*Exercise brief*. Each line below either holds the string "quantile" or doesn't. Count those that do and give only the number.

────────────────────

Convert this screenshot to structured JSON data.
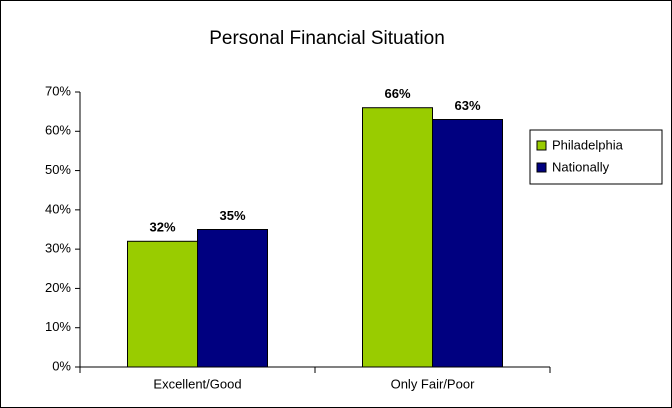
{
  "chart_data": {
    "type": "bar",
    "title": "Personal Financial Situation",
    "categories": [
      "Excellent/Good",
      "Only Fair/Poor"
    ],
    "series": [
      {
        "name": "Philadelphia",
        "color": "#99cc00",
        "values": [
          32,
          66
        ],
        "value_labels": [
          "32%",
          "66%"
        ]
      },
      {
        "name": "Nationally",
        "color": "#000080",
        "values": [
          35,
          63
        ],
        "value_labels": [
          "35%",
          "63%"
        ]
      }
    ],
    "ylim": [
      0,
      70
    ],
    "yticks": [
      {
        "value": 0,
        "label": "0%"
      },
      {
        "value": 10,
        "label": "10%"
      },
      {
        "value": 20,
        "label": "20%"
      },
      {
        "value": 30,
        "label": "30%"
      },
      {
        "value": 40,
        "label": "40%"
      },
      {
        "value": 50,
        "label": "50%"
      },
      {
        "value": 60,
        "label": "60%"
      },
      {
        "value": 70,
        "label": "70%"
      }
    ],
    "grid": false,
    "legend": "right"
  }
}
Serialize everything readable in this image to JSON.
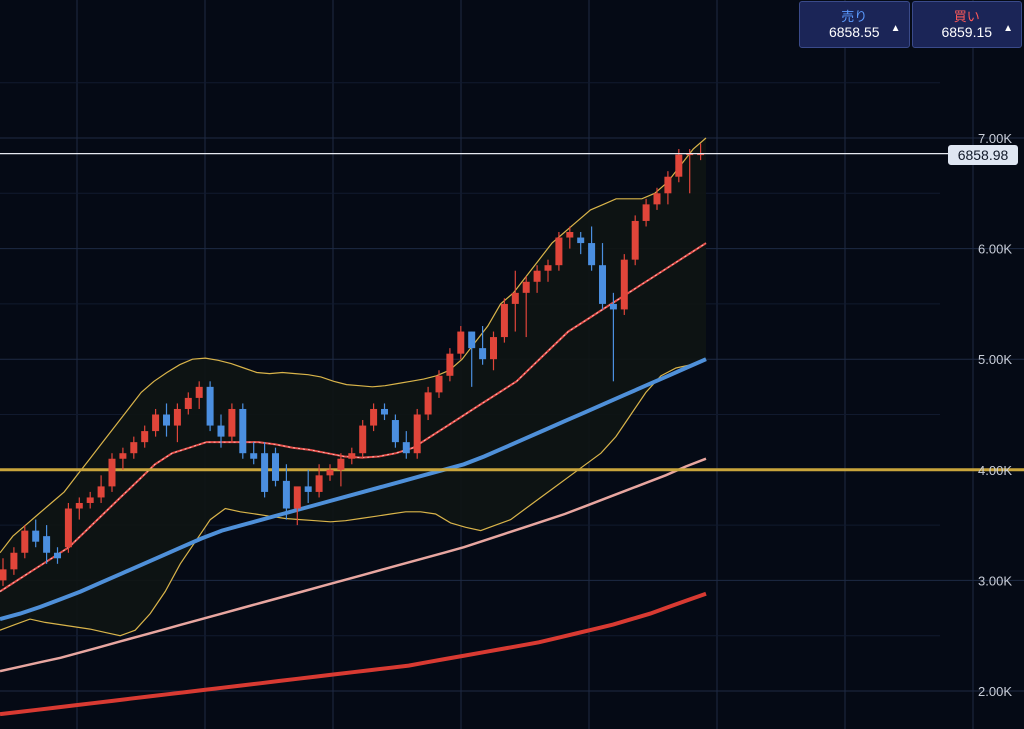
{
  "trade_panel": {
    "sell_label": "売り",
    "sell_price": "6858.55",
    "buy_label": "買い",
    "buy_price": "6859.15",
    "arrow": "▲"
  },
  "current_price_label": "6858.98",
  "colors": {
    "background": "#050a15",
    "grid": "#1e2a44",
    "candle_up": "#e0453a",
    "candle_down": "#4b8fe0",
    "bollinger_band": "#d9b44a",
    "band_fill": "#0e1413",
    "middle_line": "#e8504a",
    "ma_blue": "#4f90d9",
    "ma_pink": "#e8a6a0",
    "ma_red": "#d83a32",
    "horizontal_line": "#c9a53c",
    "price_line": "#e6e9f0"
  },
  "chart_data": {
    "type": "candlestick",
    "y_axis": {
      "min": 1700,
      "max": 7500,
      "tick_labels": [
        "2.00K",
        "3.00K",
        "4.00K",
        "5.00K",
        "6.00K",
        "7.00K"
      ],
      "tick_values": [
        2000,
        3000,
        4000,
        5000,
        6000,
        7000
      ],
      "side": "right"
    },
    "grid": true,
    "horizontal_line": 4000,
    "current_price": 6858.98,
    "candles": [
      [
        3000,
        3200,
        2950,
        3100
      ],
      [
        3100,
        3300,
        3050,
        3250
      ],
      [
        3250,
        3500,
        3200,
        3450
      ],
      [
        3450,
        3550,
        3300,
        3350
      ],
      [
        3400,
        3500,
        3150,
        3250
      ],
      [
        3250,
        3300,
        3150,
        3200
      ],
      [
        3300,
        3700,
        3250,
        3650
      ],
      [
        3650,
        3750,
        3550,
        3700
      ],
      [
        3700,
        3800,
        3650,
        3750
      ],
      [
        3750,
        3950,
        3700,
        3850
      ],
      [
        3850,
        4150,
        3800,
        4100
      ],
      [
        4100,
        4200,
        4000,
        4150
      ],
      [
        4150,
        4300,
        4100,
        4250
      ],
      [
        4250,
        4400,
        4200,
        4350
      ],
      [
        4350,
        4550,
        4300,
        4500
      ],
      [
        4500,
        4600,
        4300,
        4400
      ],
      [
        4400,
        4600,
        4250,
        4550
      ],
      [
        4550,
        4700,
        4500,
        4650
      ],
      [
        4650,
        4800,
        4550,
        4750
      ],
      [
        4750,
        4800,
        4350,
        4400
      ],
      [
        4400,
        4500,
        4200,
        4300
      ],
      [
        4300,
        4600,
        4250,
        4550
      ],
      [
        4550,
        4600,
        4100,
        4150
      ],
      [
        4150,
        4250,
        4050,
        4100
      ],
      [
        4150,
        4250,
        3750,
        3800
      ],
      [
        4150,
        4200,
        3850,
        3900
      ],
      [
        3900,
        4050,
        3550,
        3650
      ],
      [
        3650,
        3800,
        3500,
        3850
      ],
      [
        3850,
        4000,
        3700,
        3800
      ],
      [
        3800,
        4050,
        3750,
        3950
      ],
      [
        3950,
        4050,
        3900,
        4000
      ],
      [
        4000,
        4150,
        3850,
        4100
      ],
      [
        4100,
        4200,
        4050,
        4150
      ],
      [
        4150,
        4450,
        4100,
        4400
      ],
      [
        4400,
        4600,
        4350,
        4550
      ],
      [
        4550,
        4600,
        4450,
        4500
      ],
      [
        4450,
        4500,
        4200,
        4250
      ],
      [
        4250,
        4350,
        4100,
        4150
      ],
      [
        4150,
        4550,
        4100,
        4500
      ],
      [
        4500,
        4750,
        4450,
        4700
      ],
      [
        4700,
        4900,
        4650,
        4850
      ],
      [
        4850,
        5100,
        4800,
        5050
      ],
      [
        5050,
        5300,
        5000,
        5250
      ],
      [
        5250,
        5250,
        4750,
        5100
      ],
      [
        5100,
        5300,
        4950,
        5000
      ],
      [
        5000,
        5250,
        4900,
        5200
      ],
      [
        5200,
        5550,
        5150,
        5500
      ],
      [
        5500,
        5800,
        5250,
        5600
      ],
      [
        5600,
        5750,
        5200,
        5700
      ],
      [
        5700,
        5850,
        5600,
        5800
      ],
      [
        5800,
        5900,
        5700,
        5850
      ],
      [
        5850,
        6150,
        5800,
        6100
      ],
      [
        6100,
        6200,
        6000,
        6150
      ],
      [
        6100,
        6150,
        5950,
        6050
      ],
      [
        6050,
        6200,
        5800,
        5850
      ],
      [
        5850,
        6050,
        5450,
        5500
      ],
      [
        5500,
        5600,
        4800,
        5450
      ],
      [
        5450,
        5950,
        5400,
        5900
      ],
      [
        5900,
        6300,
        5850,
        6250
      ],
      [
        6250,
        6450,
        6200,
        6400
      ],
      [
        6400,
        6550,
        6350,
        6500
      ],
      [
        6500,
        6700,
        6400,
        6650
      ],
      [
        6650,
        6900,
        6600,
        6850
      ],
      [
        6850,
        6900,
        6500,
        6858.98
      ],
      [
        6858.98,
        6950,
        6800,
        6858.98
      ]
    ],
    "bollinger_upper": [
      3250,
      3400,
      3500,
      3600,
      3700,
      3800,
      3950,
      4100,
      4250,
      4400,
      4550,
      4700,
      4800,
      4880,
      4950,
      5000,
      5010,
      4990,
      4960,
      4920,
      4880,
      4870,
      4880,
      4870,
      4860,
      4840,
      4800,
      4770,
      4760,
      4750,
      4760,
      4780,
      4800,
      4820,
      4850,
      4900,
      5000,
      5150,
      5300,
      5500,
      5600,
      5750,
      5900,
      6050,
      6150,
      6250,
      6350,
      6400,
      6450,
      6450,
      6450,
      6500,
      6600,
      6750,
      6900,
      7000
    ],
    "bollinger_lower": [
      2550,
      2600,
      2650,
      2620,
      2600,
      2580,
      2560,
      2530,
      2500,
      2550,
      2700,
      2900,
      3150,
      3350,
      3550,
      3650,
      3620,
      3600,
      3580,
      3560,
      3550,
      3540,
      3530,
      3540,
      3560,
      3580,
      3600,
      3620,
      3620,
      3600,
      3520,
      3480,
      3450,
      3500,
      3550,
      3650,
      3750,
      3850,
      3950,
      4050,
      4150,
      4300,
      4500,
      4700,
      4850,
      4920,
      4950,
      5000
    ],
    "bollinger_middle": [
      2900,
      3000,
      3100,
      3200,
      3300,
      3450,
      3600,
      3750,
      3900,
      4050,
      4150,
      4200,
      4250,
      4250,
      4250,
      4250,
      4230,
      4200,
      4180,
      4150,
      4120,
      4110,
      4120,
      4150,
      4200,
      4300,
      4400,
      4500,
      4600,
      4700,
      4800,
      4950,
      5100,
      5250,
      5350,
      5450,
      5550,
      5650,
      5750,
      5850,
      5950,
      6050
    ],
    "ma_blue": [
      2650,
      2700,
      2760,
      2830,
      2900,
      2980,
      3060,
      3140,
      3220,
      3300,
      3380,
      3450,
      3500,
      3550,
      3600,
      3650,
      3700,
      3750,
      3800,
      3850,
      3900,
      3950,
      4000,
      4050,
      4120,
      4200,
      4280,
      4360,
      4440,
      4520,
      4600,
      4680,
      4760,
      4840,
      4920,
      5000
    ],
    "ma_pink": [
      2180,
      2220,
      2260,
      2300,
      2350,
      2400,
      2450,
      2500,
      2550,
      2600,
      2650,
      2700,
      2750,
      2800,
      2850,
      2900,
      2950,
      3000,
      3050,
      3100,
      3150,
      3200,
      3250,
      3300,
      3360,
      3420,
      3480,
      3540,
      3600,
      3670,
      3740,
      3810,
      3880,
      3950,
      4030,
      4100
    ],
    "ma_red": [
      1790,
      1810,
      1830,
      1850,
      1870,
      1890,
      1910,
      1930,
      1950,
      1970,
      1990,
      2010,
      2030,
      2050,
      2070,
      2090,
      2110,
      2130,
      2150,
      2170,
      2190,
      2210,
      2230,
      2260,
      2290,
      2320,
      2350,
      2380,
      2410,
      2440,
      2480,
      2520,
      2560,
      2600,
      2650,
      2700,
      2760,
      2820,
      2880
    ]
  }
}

────────────────────

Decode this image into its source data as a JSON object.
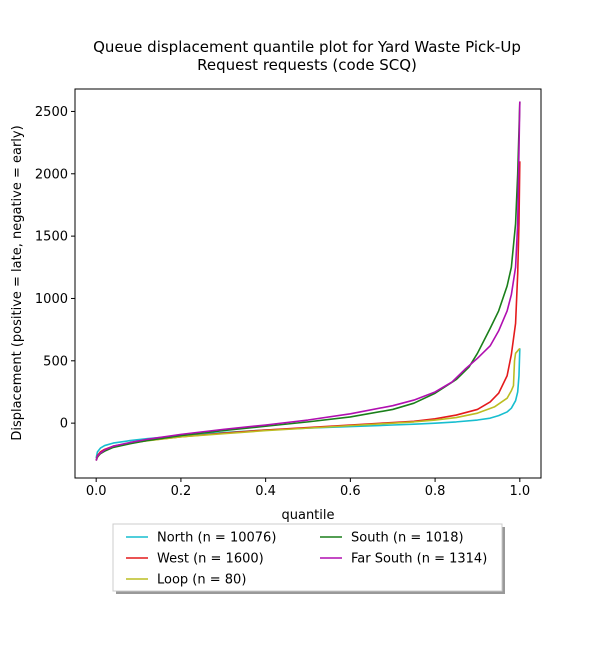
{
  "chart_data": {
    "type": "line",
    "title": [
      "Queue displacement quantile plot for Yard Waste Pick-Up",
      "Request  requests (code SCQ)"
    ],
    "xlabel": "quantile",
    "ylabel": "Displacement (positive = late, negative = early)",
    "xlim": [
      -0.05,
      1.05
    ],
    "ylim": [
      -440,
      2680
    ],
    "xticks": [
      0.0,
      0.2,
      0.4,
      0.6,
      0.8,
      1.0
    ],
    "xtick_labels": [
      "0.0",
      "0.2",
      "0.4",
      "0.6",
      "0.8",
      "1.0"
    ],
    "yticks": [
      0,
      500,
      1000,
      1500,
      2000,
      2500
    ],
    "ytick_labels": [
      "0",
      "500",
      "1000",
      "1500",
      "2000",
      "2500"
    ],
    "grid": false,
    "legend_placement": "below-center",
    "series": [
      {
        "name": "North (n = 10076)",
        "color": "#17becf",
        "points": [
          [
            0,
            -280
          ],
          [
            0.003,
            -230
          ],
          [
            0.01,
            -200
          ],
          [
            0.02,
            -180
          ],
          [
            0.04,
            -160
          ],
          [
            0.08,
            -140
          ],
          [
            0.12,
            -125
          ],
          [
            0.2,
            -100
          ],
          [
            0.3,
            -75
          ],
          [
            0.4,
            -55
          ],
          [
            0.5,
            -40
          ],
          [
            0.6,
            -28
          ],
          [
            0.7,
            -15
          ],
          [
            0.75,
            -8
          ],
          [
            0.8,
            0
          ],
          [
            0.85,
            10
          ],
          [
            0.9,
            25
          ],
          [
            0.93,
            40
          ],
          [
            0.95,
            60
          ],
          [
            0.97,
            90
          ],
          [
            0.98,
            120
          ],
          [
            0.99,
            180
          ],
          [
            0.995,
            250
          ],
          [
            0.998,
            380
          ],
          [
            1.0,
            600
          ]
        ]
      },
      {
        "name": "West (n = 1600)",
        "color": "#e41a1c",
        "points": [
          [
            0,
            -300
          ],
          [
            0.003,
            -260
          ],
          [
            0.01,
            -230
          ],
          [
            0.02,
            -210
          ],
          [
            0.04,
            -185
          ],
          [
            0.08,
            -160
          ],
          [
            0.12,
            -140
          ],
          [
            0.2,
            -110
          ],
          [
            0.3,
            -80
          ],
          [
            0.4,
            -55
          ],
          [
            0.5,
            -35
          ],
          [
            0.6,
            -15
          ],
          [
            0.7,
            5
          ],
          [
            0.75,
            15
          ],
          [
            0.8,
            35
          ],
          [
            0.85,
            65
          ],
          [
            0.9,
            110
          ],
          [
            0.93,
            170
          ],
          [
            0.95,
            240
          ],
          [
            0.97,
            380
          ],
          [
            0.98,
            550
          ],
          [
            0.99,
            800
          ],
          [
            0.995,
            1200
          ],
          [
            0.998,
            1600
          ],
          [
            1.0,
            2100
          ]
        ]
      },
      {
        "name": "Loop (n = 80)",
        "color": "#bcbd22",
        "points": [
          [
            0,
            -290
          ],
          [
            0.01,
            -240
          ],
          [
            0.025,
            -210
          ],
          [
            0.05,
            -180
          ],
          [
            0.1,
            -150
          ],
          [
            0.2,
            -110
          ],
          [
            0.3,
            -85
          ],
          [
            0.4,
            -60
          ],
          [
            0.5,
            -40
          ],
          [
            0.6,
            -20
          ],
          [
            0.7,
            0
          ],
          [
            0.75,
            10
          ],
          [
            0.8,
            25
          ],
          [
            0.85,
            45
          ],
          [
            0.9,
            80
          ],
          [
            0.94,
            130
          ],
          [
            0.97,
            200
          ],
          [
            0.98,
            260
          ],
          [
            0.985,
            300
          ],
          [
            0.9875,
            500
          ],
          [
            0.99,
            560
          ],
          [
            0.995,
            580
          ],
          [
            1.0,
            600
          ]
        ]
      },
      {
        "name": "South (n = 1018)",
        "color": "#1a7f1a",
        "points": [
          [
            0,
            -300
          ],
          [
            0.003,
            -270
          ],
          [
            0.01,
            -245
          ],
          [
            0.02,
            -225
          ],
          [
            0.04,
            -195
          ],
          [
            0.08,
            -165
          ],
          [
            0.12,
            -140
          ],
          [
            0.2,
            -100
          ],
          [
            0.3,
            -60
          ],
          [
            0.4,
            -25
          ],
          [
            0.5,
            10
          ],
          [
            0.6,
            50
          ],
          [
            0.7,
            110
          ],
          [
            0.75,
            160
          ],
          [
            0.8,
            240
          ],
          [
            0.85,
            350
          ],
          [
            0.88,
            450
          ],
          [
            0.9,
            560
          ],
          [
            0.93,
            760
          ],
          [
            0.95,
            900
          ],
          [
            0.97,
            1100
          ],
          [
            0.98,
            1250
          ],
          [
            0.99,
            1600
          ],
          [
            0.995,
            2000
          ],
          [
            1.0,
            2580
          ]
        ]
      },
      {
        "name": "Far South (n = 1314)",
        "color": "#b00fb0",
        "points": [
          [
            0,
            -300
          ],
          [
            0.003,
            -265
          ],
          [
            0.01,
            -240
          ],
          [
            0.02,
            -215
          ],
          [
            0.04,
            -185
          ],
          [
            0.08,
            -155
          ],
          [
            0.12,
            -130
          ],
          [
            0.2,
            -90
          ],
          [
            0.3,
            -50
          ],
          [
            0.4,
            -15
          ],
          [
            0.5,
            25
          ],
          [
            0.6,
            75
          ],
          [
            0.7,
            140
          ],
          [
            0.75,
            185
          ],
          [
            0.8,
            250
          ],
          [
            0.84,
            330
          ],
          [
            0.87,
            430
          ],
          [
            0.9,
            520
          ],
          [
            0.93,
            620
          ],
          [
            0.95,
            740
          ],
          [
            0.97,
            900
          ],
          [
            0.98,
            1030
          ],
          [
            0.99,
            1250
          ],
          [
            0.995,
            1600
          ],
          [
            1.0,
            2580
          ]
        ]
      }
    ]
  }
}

────────────────────

*Exercise output*. 2